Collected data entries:
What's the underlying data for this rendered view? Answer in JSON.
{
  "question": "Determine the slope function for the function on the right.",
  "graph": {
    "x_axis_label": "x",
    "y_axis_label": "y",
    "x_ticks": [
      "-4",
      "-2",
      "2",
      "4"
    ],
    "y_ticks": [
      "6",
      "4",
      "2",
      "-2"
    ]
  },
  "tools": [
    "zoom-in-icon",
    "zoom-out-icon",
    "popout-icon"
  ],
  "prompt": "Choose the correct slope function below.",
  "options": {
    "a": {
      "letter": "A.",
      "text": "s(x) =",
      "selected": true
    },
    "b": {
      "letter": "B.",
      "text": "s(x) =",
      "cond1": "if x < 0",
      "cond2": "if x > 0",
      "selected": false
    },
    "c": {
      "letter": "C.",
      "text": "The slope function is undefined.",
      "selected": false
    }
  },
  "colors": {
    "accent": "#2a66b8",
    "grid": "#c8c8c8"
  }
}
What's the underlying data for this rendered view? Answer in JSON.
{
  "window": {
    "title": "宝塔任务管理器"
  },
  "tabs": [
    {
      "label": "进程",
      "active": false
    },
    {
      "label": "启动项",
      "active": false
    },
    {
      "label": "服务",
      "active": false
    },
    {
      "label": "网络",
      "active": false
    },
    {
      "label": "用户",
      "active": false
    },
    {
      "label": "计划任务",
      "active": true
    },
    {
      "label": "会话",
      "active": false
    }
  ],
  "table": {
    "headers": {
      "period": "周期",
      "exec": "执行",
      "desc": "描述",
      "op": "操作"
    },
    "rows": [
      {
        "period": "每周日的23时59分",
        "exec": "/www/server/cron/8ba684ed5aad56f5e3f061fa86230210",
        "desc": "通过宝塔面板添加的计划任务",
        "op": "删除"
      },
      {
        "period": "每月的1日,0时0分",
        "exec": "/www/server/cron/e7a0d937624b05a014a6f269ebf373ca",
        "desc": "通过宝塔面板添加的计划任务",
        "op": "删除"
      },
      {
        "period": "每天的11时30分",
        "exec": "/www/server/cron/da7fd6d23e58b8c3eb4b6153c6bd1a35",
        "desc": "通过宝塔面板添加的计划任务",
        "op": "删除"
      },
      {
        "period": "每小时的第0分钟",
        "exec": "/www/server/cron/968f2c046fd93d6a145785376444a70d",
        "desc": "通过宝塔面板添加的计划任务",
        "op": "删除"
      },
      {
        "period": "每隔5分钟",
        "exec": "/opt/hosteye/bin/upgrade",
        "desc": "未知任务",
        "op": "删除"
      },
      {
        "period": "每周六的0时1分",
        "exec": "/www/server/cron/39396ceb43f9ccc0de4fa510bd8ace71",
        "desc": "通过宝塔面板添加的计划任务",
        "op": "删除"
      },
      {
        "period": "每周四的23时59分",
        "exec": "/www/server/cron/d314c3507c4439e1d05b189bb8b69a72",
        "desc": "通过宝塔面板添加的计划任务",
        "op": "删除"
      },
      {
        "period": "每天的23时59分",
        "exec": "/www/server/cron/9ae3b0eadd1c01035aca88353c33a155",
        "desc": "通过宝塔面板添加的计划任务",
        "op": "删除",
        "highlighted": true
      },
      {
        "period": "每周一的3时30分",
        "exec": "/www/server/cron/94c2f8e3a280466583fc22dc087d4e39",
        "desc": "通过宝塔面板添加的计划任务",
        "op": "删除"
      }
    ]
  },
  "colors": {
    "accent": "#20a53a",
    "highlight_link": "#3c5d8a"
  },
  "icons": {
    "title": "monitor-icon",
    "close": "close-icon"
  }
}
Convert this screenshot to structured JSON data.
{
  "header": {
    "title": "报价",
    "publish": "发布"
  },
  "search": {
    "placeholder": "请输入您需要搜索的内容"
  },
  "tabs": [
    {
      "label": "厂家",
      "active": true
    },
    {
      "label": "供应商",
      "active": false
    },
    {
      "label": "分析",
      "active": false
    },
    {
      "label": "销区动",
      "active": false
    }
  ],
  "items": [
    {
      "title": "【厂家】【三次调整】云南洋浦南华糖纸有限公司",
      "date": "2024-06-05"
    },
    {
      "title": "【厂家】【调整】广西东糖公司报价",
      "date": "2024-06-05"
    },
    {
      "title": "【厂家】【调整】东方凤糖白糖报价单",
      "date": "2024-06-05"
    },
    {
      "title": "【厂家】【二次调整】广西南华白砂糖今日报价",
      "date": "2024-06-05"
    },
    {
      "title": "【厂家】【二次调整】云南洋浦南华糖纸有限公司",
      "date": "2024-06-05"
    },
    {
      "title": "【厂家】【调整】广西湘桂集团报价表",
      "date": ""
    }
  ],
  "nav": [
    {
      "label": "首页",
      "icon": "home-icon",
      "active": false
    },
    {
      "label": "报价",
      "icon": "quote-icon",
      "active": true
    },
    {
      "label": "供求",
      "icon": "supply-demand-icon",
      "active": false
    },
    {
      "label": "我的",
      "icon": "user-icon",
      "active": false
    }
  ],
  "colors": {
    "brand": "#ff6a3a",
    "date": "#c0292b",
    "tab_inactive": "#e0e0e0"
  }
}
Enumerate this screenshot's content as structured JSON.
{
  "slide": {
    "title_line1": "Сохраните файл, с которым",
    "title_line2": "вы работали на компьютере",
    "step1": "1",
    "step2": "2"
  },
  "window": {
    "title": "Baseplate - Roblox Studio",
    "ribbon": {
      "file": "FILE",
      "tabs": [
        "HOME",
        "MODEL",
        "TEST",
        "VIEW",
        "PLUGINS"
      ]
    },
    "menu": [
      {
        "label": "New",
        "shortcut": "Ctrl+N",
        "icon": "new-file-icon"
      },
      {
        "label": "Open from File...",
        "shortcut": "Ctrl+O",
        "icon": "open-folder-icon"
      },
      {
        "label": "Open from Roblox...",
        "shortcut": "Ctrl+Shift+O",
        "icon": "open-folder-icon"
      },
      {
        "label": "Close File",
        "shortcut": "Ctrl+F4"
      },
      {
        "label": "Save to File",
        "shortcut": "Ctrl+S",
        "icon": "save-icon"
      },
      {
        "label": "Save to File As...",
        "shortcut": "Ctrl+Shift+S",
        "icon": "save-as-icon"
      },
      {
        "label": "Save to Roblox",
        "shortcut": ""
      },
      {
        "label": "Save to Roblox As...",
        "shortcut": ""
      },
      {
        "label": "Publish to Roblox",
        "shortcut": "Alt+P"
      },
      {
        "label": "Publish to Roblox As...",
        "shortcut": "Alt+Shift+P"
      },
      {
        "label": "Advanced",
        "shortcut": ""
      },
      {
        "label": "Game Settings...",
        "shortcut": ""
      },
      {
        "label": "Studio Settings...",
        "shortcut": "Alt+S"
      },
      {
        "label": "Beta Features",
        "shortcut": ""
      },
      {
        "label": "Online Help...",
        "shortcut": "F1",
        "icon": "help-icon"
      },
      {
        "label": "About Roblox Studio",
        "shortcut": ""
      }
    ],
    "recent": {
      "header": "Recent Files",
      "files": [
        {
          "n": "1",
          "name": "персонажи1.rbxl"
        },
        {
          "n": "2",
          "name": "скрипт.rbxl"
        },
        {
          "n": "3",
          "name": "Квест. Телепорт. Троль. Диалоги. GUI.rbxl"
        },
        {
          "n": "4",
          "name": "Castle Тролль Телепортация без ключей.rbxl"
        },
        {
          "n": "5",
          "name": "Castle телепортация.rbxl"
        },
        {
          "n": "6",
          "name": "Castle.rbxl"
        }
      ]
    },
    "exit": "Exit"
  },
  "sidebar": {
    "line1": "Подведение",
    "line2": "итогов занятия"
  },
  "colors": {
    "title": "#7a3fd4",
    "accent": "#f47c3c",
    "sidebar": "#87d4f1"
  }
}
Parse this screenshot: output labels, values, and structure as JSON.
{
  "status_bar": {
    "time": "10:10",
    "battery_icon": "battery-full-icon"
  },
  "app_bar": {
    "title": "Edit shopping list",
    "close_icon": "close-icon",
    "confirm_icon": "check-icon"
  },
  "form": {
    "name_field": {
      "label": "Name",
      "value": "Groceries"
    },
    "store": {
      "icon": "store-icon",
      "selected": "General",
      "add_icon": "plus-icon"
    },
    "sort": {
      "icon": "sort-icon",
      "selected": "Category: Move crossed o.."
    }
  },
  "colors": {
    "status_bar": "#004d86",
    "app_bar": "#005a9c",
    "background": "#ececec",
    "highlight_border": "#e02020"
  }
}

> [Set task] List each line in the listing that contains the string "Roblox".

> [Result of the exercise]
    "title": "Baseplate - Roblox Studio",
        "label": "Open from Roblox...",
        "label": "Save to Roblox",
        "label": "Save to Roblox As...",
        "label": "Publish to Roblox",
        "label": "Publish to Roblox As...",
        "label": "About Roblox Studio",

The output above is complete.